EXERCISE DESCRIPTION
I need every line of the material below that includes the string "formatos".
-- MATERIAL FOR THE TASK follows --
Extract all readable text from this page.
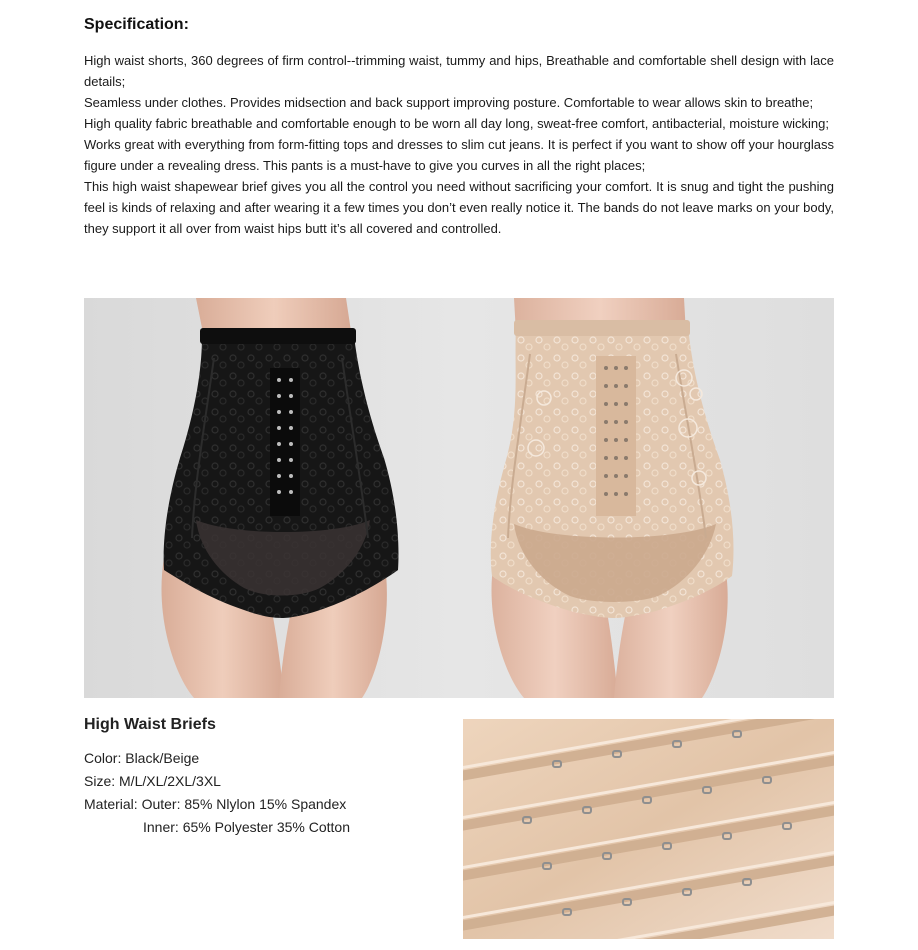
Specification:

High waist shorts, 360 degrees of firm control--trimming waist, tummy and hips, Breathable and comfortable shell design with lace details;

Seamless under clothes. Provides midsection and back support improving posture. Comfortable to wear allows skin to breathe;

High quality fabric breathable and comfortable enough to be worn all day long, sweat-free comfort, antibacterial, moisture wicking;

Works great with everything from form-fitting tops and dresses to slim cut jeans. It is perfect if you want to show off your hourglass figure under a revealing dress. This pants is a must-have to give you curves in all the right places;

This high waist shapewear brief gives you all the control you need without sacrificing your comfort. It is snug and tight the pushing feel is kinds of relaxing and after wearing it a few times you don’t even really notice it. The bands do not leave marks on your body, they support it all over from waist hips butt it’s all covered and controlled.

High Waist Briefs
Color: Black/Beige
Size: M/L/XL/2XL/3XL
Material: Outer: 85% Nlylon 15% Spandex
Inner: 65% Polyester 35% Cotton
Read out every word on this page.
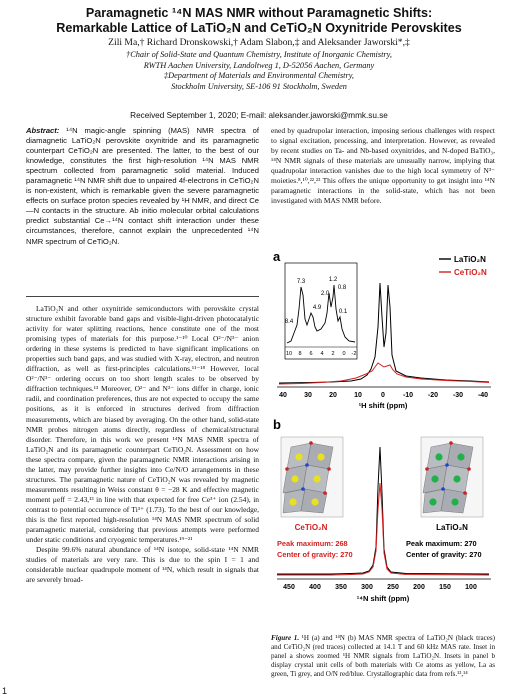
Paramagnetic ¹⁴N MAS NMR without Paramagnetic Shifts:
Remarkable Lattice of LaTiO₂N and CeTiO₂N Oxynitride Perovskites
Zili Ma,† Richard Dronskowski,† Adam Slabon,‡ and Aleksander Jaworski*,‡
†Chair of Solid-State and Quantum Chemistry, Institute of Inorganic Chemistry,
RWTH Aachen University, Landoltweg 1, D-52056 Aachen, Germany
‡Department of Materials and Environmental Chemistry,
Stockholm University, SE-106 91 Stockholm, Sweden
Received September 1, 2020; E-mail: aleksander.jaworski@mmk.su.se
Abstract: ¹⁴N magic-angle spinning (MAS) NMR spectra of diamagnetic LaTiO₂N perovskite oxynitride and its paramagnetic counterpart CeTiO₂N are presented. The latter, to the best of our knowledge, constitutes the first high-resolution ¹⁴N MAS NMR spectrum collected from paramagnetic solid material. Induced paramagnetic ¹⁴N NMR shift due to unpaired 4f-electrons in CeTiO₂N is non-existent, which is remarkable given the severe paramagnetic effects on surface proton species revealed by ¹H NMR, and direct Ce—N contacts in the structure. Ab initio molecular orbital calculations predict substantial Ce→¹⁴N contact shift interaction under these circumstances, therefore, cannot explain the unprecedented ¹⁴N NMR spectrum of CeTiO₂N.

LaTiO₂N and other oxynitride semiconductors with perovskite crystal structure exhibit favorable band gaps and visible-light-driven photocatalytic activity for water splitting reactions, hence constitute one of the most promising types of materials for this purpose.¹⁻¹⁰ Local O²⁻/N³⁻ anion ordering in these systems is predicted to have significant implications on properties such band gaps, and was studied with X-ray, electron, and neutron diffraction, as well as first-principles calculations.¹¹⁻¹⁸ However, local O²⁻/N³⁻ ordering occurs on too short length scales to be observed by diffraction techniques.¹³ Moreover, O²⁻ and N³⁻ ions differ in charge, ionic radii, and coordination preferences, thus are not expected to occupy the same positions, as it is enforced in structures derived from diffraction measurements, which are biased by averaging. On the other hand, solid-state NMR probes nitrogen atoms directly, regardless of chemical/structural disorder. Therefore, in this work we present ¹⁴N MAS NMR spectra of LaTiO₂N and its paramagnetic counterpart CeTiO₂N. Assessment on how these spectra compare, given the paramagnetic NMR interactions arising in the latter, may provide further insights into Ce/N/O arrangements in these structures. The paramagnetic nature of CeTiO₂N was revealed by magnetic measurements resulting in Weiss constant θ = −28 K and effective magnetic moment μeff = 2.43,¹³ in line with that expected for free Ce³⁺ ion (2.54), in contrast to potential occurrence of Ti³⁺ (1.73). To the best of our knowledge, this is the first reported high-resolution ¹⁴N MAS NMR spectrum of solid paramagnetic material, considering that previous attempts were performed under static conditions and cryogenic temperatures.¹⁹⁻²¹

Despite 99.6% natural abundance of ¹⁴N isotope, solid-state ¹⁴N NMR studies of materials are very rare. This is due to the spin I = 1 and considerable nuclear quadrupole moment of ¹⁴N, which result in signals that are severely broad-

ened by quadrupolar interaction, imposing serious challenges with respect to signal excitation, processing, and interpretation. However, as revealed by recent studies on Ta- and Nb-based oxynitrides, and N-doped BaTiO₃, ¹⁴N NMR signals of these materials are unusually narrow, implying that quadrupolar interaction vanishes due to the high local symmetry of N³⁻ moieties.⁸,¹⁰,²²,²³ This offers the unique opportunity to get insight into ¹⁴N paramagnetic interactions in the solid-state, which has not been investigated with MAS NMR before.
a	LaTiO₂N
CeTiO₂N
8.4
7.3
4.9
2.0
1.2
0.8
0.1
10 8 6 4 2 0 -2
40 30 20 10	0	-10 -20 -30 -40
¹H shift (ppm)
b
CeTiO₂N	LaTiO₂N
Peak maximum: 268
Center of gravity: 270
Peak maximum: 270
Center of gravity: 270
450 400 350 300 250 200 150 100
¹⁴N shift (ppm)
Figure 1. ¹H (a) and ¹⁴N (b) MAS NMR spectra of LaTiO₂N (black traces) and CeTiO₂N (red traces) collected at 14.1 T and 60 kHz MAS rate. Inset in panel a shows zoomed ¹H NMR signals from LaTiO₂N. Insets in panel b display crystal unit cells of both materials with Ce atoms as yellow, La as green, Ti grey, and O/N red/blue. Crystallographic data from refs.¹³,¹⁴
1
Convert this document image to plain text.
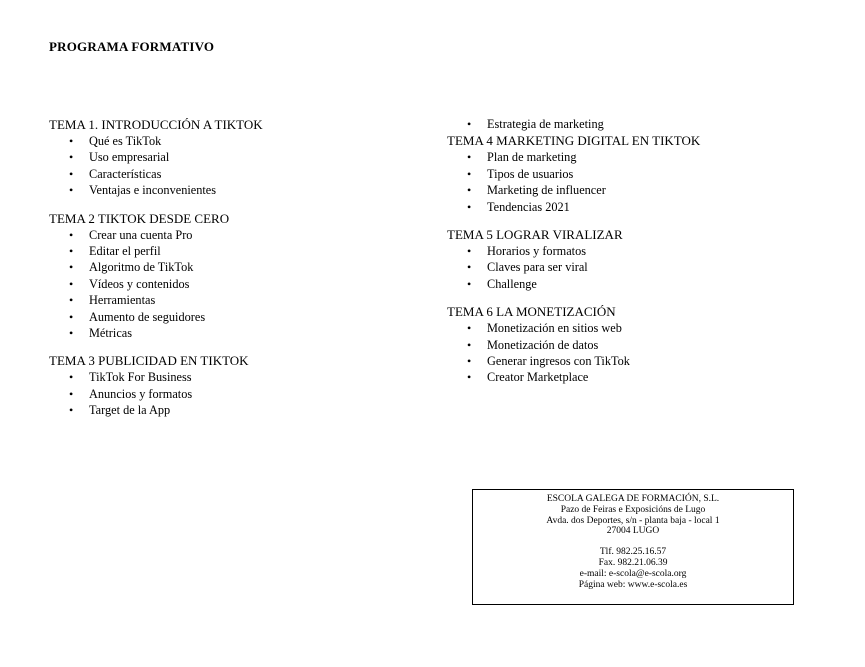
PROGRAMA FORMATIVO
TEMA 1. INTRODUCCIÓN A TIKTOK
• Qué es TikTok
• Uso empresarial
• Características
• Ventajas e inconvenientes
TEMA 2 TIKTOK DESDE CERO
• Crear una cuenta Pro
• Editar el perfil
• Algoritmo de TikTok
• Vídeos y contenidos
• Herramientas
• Aumento de seguidores
• Métricas
TEMA 3 PUBLICIDAD EN TIKTOK
• TikTok For Business
• Anuncios y formatos
• Target de la App
• Estrategia de marketing
TEMA 4 MARKETING DIGITAL EN TIKTOK
• Plan de marketing
• Tipos de usuarios
• Marketing de influencer
• Tendencias 2021
TEMA 5 LOGRAR VIRALIZAR
• Horarios y formatos
• Claves para ser viral
• Challenge
TEMA 6 LA MONETIZACIÓN
• Monetización en sitios web
• Monetización de datos
• Generar ingresos con TikTok
• Creator Marketplace
ESCOLA GALEGA DE FORMACIÓN, S.L.
Pazo de Feiras e Exposicións de Lugo
Avda. dos Deportes, s/n - planta baja - local 1
27004 LUGO
Tlf. 982.25.16.57
Fax. 982.21.06.39
e-mail: e-scola@e-scola.org
Página web: www.e-scola.es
-- MATERIAL FOR THE TASK concluded --
EXERCISE ANSWER
• Anuncios y formatos
• Horarios y formatos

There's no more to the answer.